-- begin --
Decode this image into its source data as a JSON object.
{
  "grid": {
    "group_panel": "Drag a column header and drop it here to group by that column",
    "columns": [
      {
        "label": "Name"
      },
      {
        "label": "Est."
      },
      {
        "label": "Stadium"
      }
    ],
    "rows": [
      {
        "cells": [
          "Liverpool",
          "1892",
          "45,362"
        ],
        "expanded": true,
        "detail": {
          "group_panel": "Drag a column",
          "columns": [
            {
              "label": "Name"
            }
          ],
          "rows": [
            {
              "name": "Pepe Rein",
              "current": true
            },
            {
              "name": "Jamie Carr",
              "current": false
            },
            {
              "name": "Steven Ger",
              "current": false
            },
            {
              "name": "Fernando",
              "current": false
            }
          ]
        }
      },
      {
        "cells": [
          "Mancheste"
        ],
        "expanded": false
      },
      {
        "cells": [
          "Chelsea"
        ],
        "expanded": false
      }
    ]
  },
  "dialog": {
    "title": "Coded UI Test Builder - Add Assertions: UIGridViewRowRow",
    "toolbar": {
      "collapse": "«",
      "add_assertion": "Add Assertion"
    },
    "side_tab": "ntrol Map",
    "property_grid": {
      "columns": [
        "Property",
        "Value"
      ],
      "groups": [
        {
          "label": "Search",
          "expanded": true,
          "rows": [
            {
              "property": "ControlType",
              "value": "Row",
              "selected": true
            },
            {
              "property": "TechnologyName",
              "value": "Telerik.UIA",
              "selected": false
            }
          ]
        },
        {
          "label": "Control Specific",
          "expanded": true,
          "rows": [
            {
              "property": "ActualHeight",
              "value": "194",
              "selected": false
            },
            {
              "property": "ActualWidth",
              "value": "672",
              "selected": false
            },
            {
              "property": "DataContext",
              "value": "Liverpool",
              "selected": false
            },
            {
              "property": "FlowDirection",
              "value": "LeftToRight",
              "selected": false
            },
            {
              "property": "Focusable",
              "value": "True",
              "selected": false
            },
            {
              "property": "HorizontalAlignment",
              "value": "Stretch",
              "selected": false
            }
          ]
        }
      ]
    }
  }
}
-- end --
> [Problem to solve] Write down all the entries again without a single difference.

> [Answer to this exercise]
Decode this image into its source data as a JSON object.
{
  "grid": {
    "group_panel": "Drag a column header and drop it here to group by that column",
    "columns": [
      {
        "label": "Name"
      },
      {
        "label": "Est."
      },
      {
        "label": "Stadium"
      }
    ],
    "rows": [
      {
        "cells": [
          "Liverpool",
          "1892",
          "45,362"
        ],
        "expanded": true,
        "detail": {
          "group_panel": "Drag a column",
          "columns": [
            {
              "label": "Name"
            }
          ],
          "rows": [
            {
              "name": "Pepe Rein",
              "current": true
            },
            {
              "name": "Jamie Carr",
              "current": false
            },
            {
              "name": "Steven Ger",
              "current": false
            },
            {
              "name": "Fernando",
              "current": false
            }
          ]
        }
      },
      {
        "cells": [
          "Mancheste"
        ],
        "expanded": false
      },
      {
        "cells": [
          "Chelsea"
        ],
        "expanded": false
      }
    ]
  },
  "dialog": {
    "title": "Coded UI Test Builder - Add Assertions: UIGridViewRowRow",
    "toolbar": {
      "collapse": "«",
      "add_assertion": "Add Assertion"
    },
    "side_tab": "ntrol Map",
    "property_grid": {
      "columns": [
        "Property",
        "Value"
      ],
      "groups": [
        {
          "label": "Search",
          "expanded": true,
          "rows": [
            {
              "property": "ControlType",
              "value": "Row",
              "selected": true
            },
            {
              "property": "TechnologyName",
              "value": "Telerik.UIA",
              "selected": false
            }
          ]
        },
        {
          "label": "Control Specific",
          "expanded": true,
          "rows": [
            {
              "property": "ActualHeight",
              "value": "194",
              "selected": false
            },
            {
              "property": "ActualWidth",
              "value": "672",
              "selected": false
            },
            {
              "property": "DataContext",
              "value": "Liverpool",
              "selected": false
            },
            {
              "property": "FlowDirection",
              "value": "LeftToRight",
              "selected": false
            },
            {
              "property": "Focusable",
              "value": "True",
              "selected": false
            },
            {
              "property": "HorizontalAlignment",
              "value": "Stretch",
              "selected": false
            }
          ]
        }
      ]
    }
  }
}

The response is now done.